**Work to do:**
Pick out each line below containing "Royalty".

**Records to process:**
::::::::

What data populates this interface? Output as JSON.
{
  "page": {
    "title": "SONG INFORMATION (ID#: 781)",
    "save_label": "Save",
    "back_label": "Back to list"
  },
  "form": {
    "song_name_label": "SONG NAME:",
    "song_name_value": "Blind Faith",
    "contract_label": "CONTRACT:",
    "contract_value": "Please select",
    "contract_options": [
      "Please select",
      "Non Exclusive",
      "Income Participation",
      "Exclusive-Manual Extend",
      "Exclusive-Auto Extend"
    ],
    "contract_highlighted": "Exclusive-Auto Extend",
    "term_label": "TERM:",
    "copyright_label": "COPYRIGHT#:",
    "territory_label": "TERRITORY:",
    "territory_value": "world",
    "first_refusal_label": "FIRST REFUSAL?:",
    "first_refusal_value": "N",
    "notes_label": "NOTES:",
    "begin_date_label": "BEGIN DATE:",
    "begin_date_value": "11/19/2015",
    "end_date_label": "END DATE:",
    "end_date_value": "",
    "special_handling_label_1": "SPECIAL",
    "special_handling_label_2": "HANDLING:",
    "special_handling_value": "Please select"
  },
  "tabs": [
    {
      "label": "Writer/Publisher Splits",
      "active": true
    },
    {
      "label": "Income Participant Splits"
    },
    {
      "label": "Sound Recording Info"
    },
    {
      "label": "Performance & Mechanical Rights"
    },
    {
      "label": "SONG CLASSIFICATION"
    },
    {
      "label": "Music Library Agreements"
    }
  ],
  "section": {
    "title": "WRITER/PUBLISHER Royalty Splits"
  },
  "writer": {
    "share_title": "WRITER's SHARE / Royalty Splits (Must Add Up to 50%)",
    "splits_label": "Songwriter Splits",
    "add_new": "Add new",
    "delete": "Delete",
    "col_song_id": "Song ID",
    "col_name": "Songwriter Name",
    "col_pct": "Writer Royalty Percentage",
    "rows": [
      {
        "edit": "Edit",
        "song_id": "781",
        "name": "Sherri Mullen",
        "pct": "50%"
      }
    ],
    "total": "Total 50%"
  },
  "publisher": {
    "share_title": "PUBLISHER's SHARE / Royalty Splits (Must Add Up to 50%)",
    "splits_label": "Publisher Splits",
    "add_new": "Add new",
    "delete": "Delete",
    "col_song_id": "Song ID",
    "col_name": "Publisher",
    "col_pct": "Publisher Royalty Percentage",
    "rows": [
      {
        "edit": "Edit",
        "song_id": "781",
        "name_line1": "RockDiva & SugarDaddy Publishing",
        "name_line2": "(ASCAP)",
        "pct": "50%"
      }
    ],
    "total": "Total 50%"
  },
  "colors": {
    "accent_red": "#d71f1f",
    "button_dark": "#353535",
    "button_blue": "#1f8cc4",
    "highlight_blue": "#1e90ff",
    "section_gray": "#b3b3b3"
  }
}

::::::::

**Answer to the problem:**
    "title": "WRITER/PUBLISHER Royalty Splits"
    "share_title": "WRITER's SHARE / Royalty Splits (Must Add Up to 50%)",
    "col_pct": "Writer Royalty Percentage",
    "share_title": "PUBLISHER's SHARE / Royalty Splits (Must Add Up to 50%)",
    "col_pct": "Publisher Royalty Percentage",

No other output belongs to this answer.